### GOAL:
The records should be repeated word for word, pictures excluded.

Extracts from a graphics dataset
□ □ □

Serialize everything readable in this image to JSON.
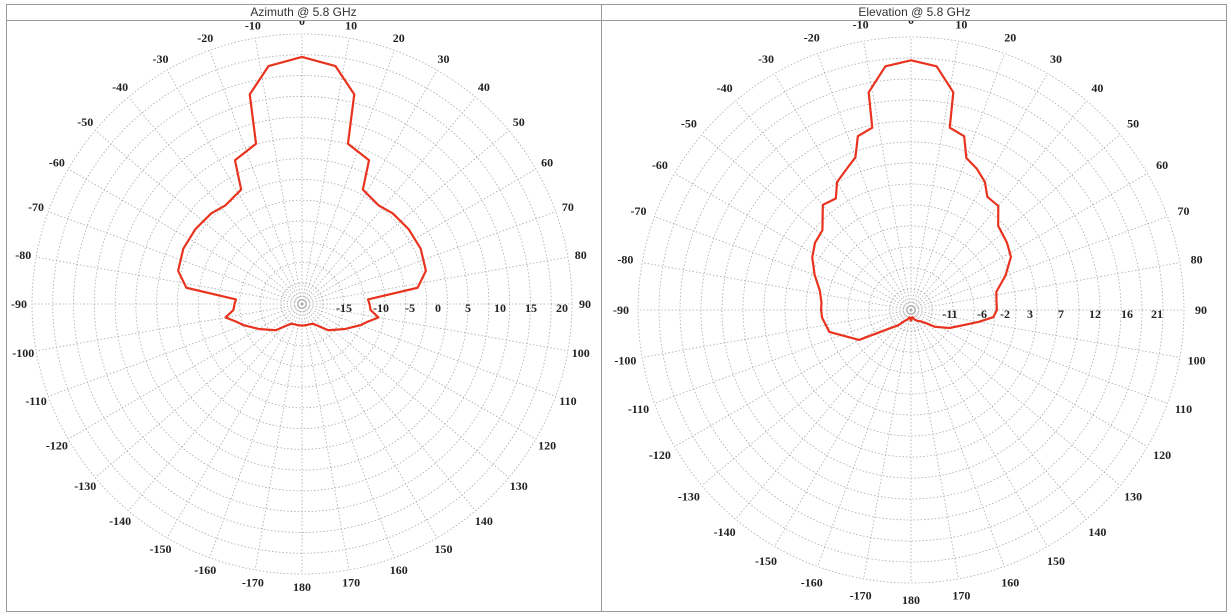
{
  "colors": {
    "pattern": "#e8331f",
    "grid": "#aaaaaa",
    "frame": "#9a9a9a"
  },
  "panels": [
    {
      "title": "Azimuth @ 5.8 GHz"
    },
    {
      "title": "Elevation @ 5.8 GHz"
    }
  ],
  "chart_data": [
    {
      "type": "polar",
      "title": "Azimuth @ 5.8 GHz",
      "angle_labels": [
        "0",
        "10",
        "20",
        "30",
        "40",
        "50",
        "60",
        "70",
        "80",
        "90",
        "100",
        "110",
        "120",
        "130",
        "140",
        "150",
        "160",
        "170",
        "180",
        "-170",
        "-160",
        "-150",
        "-140",
        "-130",
        "-120",
        "-110",
        "-100",
        "-90",
        "-80",
        "-70",
        "-60",
        "-50",
        "-40",
        "-30",
        "-20",
        "-10"
      ],
      "radial_labels": [
        "-15",
        "-10",
        "-5",
        "0",
        "5",
        "10",
        "15",
        "20"
      ],
      "radial_range": [
        -20,
        20
      ],
      "grid": true,
      "series": [
        {
          "values_by_angle": [
            [
              0,
              16.6
            ],
            [
              8,
              15.6
            ],
            [
              14,
              12.0
            ],
            [
              16,
              4.7
            ],
            [
              25,
              3.5
            ],
            [
              28,
              -0.8
            ],
            [
              38,
              -1.5
            ],
            [
              45,
              -1.0
            ],
            [
              55,
              -0.7
            ],
            [
              65,
              -0.6
            ],
            [
              75,
              -1.0
            ],
            [
              82,
              -2.7
            ],
            [
              86,
              -10.2
            ],
            [
              90,
              -10.0
            ],
            [
              95,
              -9.8
            ],
            [
              100,
              -8.5
            ],
            [
              105,
              -9.9
            ],
            [
              110,
              -10.8
            ],
            [
              120,
              -12.6
            ],
            [
              135,
              -14.5
            ],
            [
              150,
              -16.6
            ],
            [
              160,
              -16.8
            ],
            [
              170,
              -16.8
            ],
            [
              180,
              -16.8
            ],
            [
              -170,
              -16.8
            ],
            [
              -160,
              -16.8
            ],
            [
              -150,
              -16.6
            ],
            [
              -135,
              -14.5
            ],
            [
              -120,
              -12.6
            ],
            [
              -110,
              -10.8
            ],
            [
              -105,
              -9.9
            ],
            [
              -100,
              -8.5
            ],
            [
              -95,
              -9.8
            ],
            [
              -90,
              -10.0
            ],
            [
              -86,
              -10.2
            ],
            [
              -82,
              -2.7
            ],
            [
              -75,
              -1.0
            ],
            [
              -65,
              -0.6
            ],
            [
              -55,
              -0.7
            ],
            [
              -45,
              -1.0
            ],
            [
              -38,
              -1.5
            ],
            [
              -28,
              -0.8
            ],
            [
              -25,
              3.5
            ],
            [
              -16,
              4.7
            ],
            [
              -14,
              12.0
            ],
            [
              -8,
              15.6
            ],
            [
              0,
              16.6
            ]
          ]
        }
      ]
    },
    {
      "type": "polar",
      "title": "Elevation @ 5.8 GHz",
      "angle_labels": [
        "0",
        "10",
        "20",
        "30",
        "40",
        "50",
        "60",
        "70",
        "80",
        "90",
        "100",
        "110",
        "120",
        "130",
        "140",
        "150",
        "160",
        "170",
        "180",
        "-170",
        "-160",
        "-150",
        "-140",
        "-130",
        "-120",
        "-110",
        "-100",
        "-90",
        "-80",
        "-70",
        "-60",
        "-50",
        "-40",
        "-30",
        "-20",
        "-10"
      ],
      "radial_labels": [
        "-11",
        "-6",
        "-2",
        "3",
        "7",
        "12",
        "16",
        "21"
      ],
      "radial_range": [
        -20,
        21
      ],
      "grid": true,
      "series": [
        {
          "values_by_angle": [
            [
              0,
              17.5
            ],
            [
              6,
              16.8
            ],
            [
              11,
              13.3
            ],
            [
              12,
              8.0
            ],
            [
              17,
              7.3
            ],
            [
              20,
              4.3
            ],
            [
              25,
              3.4
            ],
            [
              30,
              2.2
            ],
            [
              34,
              0.5
            ],
            [
              40,
              0.4
            ],
            [
              46,
              -1.8
            ],
            [
              55,
              -2.4
            ],
            [
              62,
              -3.0
            ],
            [
              70,
              -4.9
            ],
            [
              78,
              -6.9
            ],
            [
              85,
              -7.1
            ],
            [
              90,
              -7.1
            ],
            [
              95,
              -7.6
            ],
            [
              100,
              -9.7
            ],
            [
              115,
              -13.6
            ],
            [
              125,
              -15.6
            ],
            [
              130,
              -16.8
            ],
            [
              140,
              -17.8
            ],
            [
              150,
              -18.1
            ],
            [
              160,
              -18.5
            ],
            [
              170,
              -18.9
            ],
            [
              180,
              -18.4
            ],
            [
              -170,
              -18.9
            ],
            [
              -160,
              -18.5
            ],
            [
              -150,
              -18.1
            ],
            [
              -140,
              -17.0
            ],
            [
              -130,
              -15.6
            ],
            [
              -120,
              -11.0
            ],
            [
              -105,
              -7.3
            ],
            [
              -95,
              -6.6
            ],
            [
              -90,
              -6.5
            ],
            [
              -85,
              -6.5
            ],
            [
              -78,
              -6.0
            ],
            [
              -70,
              -4.6
            ],
            [
              -62,
              -3.2
            ],
            [
              -55,
              -2.4
            ],
            [
              -48,
              -2.1
            ],
            [
              -40,
              0.6
            ],
            [
              -34,
              0.2
            ],
            [
              -30,
              2.2
            ],
            [
              -24,
              3.4
            ],
            [
              -20,
              4.4
            ],
            [
              -17,
              7.3
            ],
            [
              -12,
              8.0
            ],
            [
              -11,
              13.3
            ],
            [
              -6,
              16.8
            ],
            [
              0,
              17.5
            ]
          ]
        }
      ]
    }
  ]
}
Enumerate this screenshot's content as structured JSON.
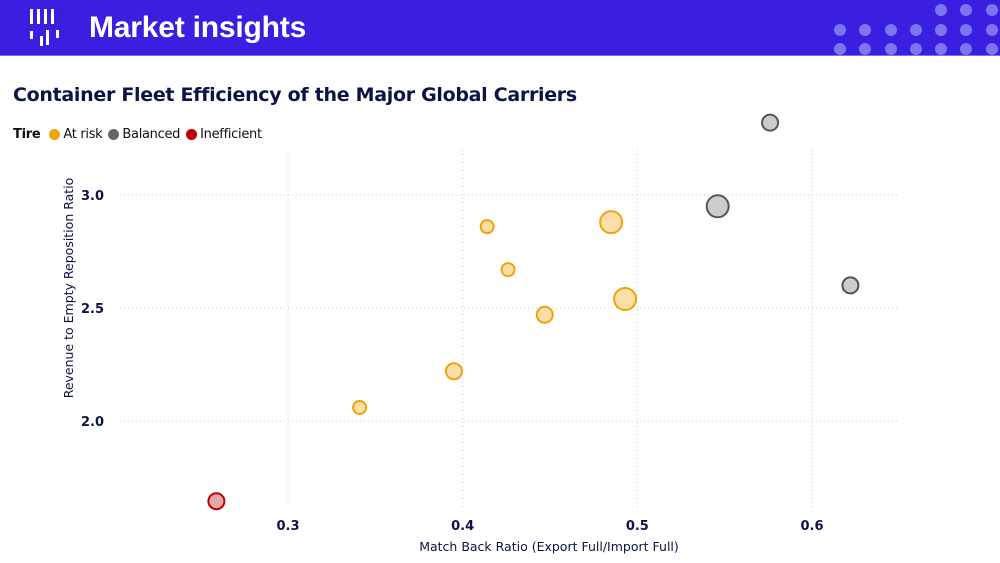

□ □ □

### RESULT OF THE TASK:
Serialize everything readable in this image to JSON.
{
  "colors": {
    "pattern": "#e8331f",
    "grid": "#aaaaaa",
    "frame": "#9a9a9a"
  },
  "panels": [
    {
      "title": "Azimuth @ 5.8 GHz"
    },
    {
      "title": "Elevation @ 5.8 GHz"
    }
  ],
  "chart_data": [
    {
      "type": "polar",
      "title": "Azimuth @ 5.8 GHz",
      "angle_labels": [
        "0",
        "10",
        "20",
        "30",
        "40",
        "50",
        "60",
        "70",
        "80",
        "90",
        "100",
        "110",
        "120",
        "130",
        "140",
        "150",
        "160",
        "170",
        "180",
        "-170",
        "-160",
        "-150",
        "-140",
        "-130",
        "-120",
        "-110",
        "-100",
        "-90",
        "-80",
        "-70",
        "-60",
        "-50",
        "-40",
        "-30",
        "-20",
        "-10"
      ],
      "radial_labels": [
        "-15",
        "-10",
        "-5",
        "0",
        "5",
        "10",
        "15",
        "20"
      ],
      "radial_range": [
        -20,
        20
      ],
      "grid": true,
      "series": [
        {
          "values_by_angle": [
            [
              0,
              16.6
            ],
            [
              8,
              15.6
            ],
            [
              14,
              12.0
            ],
            [
              16,
              4.7
            ],
            [
              25,
              3.5
            ],
            [
              28,
              -0.8
            ],
            [
              38,
              -1.5
            ],
            [
              45,
              -1.0
            ],
            [
              55,
              -0.7
            ],
            [
              65,
              -0.6
            ],
            [
              75,
              -1.0
            ],
            [
              82,
              -2.7
            ],
            [
              86,
              -10.2
            ],
            [
              90,
              -10.0
            ],
            [
              95,
              -9.8
            ],
            [
              100,
              -8.5
            ],
            [
              105,
              -9.9
            ],
            [
              110,
              -10.8
            ],
            [
              120,
              -12.6
            ],
            [
              135,
              -14.5
            ],
            [
              150,
              -16.6
            ],
            [
              160,
              -16.8
            ],
            [
              170,
              -16.8
            ],
            [
              180,
              -16.8
            ],
            [
              -170,
              -16.8
            ],
            [
              -160,
              -16.8
            ],
            [
              -150,
              -16.6
            ],
            [
              -135,
              -14.5
            ],
            [
              -120,
              -12.6
            ],
            [
              -110,
              -10.8
            ],
            [
              -105,
              -9.9
            ],
            [
              -100,
              -8.5
            ],
            [
              -95,
              -9.8
            ],
            [
              -90,
              -10.0
            ],
            [
              -86,
              -10.2
            ],
            [
              -82,
              -2.7
            ],
            [
              -75,
              -1.0
            ],
            [
              -65,
              -0.6
            ],
            [
              -55,
              -0.7
            ],
            [
              -45,
              -1.0
            ],
            [
              -38,
              -1.5
            ],
            [
              -28,
              -0.8
            ],
            [
              -25,
              3.5
            ],
            [
              -16,
              4.7
            ],
            [
              -14,
              12.0
            ],
            [
              -8,
              15.6
            ],
            [
              0,
              16.6
            ]
          ]
        }
      ]
    },
    {
      "type": "polar",
      "title": "Elevation @ 5.8 GHz",
      "angle_labels": [
        "0",
        "10",
        "20",
        "30",
        "40",
        "50",
        "60",
        "70",
        "80",
        "90",
        "100",
        "110",
        "120",
        "130",
        "140",
        "150",
        "160",
        "170",
        "180",
        "-170",
        "-160",
        "-150",
        "-140",
        "-130",
        "-120",
        "-110",
        "-100",
        "-90",
        "-80",
        "-70",
        "-60",
        "-50",
        "-40",
        "-30",
        "-20",
        "-10"
      ],
      "radial_labels": [
        "-11",
        "-6",
        "-2",
        "3",
        "7",
        "12",
        "16",
        "21"
      ],
      "radial_range": [
        -20,
        21
      ],
      "grid": true,
      "series": [
        {
          "values_by_angle": [
            [
              0,
              17.5
            ],
            [
              6,
              16.8
            ],
            [
              11,
              13.3
            ],
            [
              12,
              8.0
            ],
            [
              17,
              7.3
            ],
            [
              20,
              4.3
            ],
            [
              25,
              3.4
            ],
            [
              30,
              2.2
            ],
            [
              34,
              0.5
            ],
            [
              40,
              0.4
            ],
            [
              46,
              -1.8
            ],
            [
              55,
              -2.4
            ],
            [
              62,
              -3.0
            ],
            [
              70,
              -4.9
            ],
            [
              78,
              -6.9
            ],
            [
              85,
              -7.1
            ],
            [
              90,
              -7.1
            ],
            [
              95,
              -7.6
            ],
            [
              100,
              -9.7
            ],
            [
              115,
              -13.6
            ],
            [
              125,
              -15.6
            ],
            [
              130,
              -16.8
            ],
            [
              140,
              -17.8
            ],
            [
              150,
              -18.1
            ],
            [
              160,
              -18.5
            ],
            [
              170,
              -18.9
            ],
            [
              180,
              -18.4
            ],
            [
              -170,
              -18.9
            ],
            [
              -160,
              -18.5
            ],
            [
              -150,
              -18.1
            ],
            [
              -140,
              -17.0
            ],
            [
              -130,
              -15.6
            ],
            [
              -120,
              -11.0
            ],
            [
              -105,
              -7.3
            ],
            [
              -95,
              -6.6
            ],
            [
              -90,
              -6.5
            ],
            [
              -85,
              -6.5
            ],
            [
              -78,
              -6.0
            ],
            [
              -70,
              -4.6
            ],
            [
              -62,
              -3.2
            ],
            [
              -55,
              -2.4
            ],
            [
              -48,
              -2.1
            ],
            [
              -40,
              0.6
            ],
            [
              -34,
              0.2
            ],
            [
              -30,
              2.2
            ],
            [
              -24,
              3.4
            ],
            [
              -20,
              4.4
            ],
            [
              -17,
              7.3
            ],
            [
              -12,
              8.0
            ],
            [
              -11,
              13.3
            ],
            [
              -6,
              16.8
            ],
            [
              0,
              17.5
            ]
          ]
        }
      ]
    }
  ]
}
Enumerate this screenshot's content as structured JSON.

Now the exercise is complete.